How to complete this task> Please carry on the article about air cargo clearing at the Port Harcourt international airport, picking up right after its final sentence.

Document extract>
-.-.-
Hostile business environment coupled with lack of a well structured cargo clearing market in Nigeria’s oil rich South South region is scuttling N630 billion air cargo clearing business at the Port Harcourt international airport.
The relatively vague market operated by very informal agents in contrast to the well organised Murtala Muhammed International Airport, Lagos, has seen clients comprising Oil and Gas firms and government agencies operating in the region, opting to route their cargo to Lagos before hauling to Port Harcourt by road, a trend analyst say is diminishing the airport’s market status.
The Port Harcourt international airport which had been predicted by market watchers to serve as a regional hub for the South-South region currently attracts only 2.5 percent (valued at N5billion) of its potential 25 percent (estimated to worth N630 billion) of the total 250 million kilogramme of air cargo imported into Nigeria annually.
This under tapped potential is further plagued by lack of awareness of cargo clearing services at the international airport by clients, leaving the airport scrambling for only 17.5 million kilogramme of cargo, as freight forwarders are also expected to pay an additional N2.50 kobo per kilogramme to fly cargo into Port Harcourt as opposed to flying them into Lagos.
“The major challenge with cargo business at Port Harcourt airport is lack of a formidable cargo clearing market structure and the poor reputation garnered by the South-South region during the era of militants, when most foreign airlines aborted their services from the route including cargo airlines,” Femi Adewunmi, chairman, Prime Port Logistics told BusinessDay in an exclusive chat.
-.-.-
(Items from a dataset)

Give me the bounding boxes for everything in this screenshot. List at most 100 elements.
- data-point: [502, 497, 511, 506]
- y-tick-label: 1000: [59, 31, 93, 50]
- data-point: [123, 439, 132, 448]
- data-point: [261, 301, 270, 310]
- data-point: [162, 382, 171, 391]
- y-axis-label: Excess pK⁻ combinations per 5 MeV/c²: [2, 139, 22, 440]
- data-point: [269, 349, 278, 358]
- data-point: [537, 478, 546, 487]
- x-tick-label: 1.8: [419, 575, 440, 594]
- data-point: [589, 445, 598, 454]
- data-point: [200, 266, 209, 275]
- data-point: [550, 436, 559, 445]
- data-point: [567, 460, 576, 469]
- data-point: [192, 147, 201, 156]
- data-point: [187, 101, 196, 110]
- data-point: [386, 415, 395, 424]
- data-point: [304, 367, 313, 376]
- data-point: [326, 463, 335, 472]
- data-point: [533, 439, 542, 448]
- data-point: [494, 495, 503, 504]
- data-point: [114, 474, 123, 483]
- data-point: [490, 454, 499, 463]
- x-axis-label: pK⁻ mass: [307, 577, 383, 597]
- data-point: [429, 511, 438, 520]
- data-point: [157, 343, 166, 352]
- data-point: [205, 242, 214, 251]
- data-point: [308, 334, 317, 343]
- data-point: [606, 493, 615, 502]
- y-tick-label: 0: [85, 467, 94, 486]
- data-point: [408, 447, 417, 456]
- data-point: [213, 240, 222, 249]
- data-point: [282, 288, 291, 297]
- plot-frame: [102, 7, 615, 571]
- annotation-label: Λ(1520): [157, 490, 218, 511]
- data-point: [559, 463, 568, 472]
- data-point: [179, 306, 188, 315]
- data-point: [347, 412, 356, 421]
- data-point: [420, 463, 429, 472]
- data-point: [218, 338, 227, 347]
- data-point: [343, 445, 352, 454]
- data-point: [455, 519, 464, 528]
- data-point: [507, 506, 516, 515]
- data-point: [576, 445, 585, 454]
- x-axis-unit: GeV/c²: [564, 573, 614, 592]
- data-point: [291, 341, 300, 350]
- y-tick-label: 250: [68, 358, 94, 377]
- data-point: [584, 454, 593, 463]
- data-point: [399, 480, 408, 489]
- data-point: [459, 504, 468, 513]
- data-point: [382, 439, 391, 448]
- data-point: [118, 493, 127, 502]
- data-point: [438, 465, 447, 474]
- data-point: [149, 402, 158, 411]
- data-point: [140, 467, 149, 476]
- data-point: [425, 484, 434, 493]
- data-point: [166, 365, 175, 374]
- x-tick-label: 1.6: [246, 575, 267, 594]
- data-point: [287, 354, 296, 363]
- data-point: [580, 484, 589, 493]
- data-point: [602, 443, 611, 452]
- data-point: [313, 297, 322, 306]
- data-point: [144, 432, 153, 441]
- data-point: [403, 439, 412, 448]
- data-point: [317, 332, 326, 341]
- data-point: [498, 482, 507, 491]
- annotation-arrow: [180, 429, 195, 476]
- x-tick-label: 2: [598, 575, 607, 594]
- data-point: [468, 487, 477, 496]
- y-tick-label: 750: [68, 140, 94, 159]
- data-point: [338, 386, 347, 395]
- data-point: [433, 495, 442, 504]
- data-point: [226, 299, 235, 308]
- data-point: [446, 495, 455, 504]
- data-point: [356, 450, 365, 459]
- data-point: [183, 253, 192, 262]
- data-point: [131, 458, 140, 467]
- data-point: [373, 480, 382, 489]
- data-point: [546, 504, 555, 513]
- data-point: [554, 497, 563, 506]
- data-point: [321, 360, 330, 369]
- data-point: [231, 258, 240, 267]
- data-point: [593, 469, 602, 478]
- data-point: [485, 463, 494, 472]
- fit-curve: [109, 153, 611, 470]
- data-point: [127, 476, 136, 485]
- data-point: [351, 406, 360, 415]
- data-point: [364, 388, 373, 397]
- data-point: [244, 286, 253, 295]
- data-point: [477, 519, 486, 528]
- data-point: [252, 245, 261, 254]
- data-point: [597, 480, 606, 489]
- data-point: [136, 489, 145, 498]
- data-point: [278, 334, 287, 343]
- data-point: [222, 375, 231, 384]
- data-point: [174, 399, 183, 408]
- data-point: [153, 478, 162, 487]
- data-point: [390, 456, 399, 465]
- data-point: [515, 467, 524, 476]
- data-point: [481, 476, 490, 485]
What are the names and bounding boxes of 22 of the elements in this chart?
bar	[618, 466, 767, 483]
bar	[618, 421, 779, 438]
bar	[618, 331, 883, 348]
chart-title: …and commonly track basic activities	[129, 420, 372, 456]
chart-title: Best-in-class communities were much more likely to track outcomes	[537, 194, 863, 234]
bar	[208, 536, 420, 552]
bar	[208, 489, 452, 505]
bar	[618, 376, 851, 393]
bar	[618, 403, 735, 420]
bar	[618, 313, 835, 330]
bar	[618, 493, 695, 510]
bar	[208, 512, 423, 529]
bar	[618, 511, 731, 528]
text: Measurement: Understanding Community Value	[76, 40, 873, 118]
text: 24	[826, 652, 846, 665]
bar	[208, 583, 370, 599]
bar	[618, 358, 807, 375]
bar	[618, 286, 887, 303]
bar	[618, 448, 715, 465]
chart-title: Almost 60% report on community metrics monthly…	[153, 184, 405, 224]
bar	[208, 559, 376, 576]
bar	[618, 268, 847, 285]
-.-.-
Response area>
Adewunmi whose firm recently commenced offering clients Door-to-Door freights services and delivery within Port Harcourt and its environs disclosed that while some clients are unaware of the cargo operations at the airport, the fear of an extra charge caused by lack of cargo volume have also continued to affect client’s interest in ordering their freight fowarders to route their cargo directly to Port Harcourt.
BusinessDay findings also revealed that another reason compelling firms to route their cargo through Lagos rather than directly to Port Harcourt is the high cargo tariff charged by customs at the Port Harcourt airport.
Ebele Okoye, South-South/South-East regional general manager, Federal Airports Authority of Nigeria (FAAN) who confirmed this to BusinessDay, explained that plans are in top gear by the relevant authorities to form a synergy on how best to lower the rates and consequently attract more volume into the airport.
Okoye further noted that FAAN is determined to provide a veritable platform to attract more cargo clearing agents to the airport, pointing out that the international airport is currently under-actualising its potential.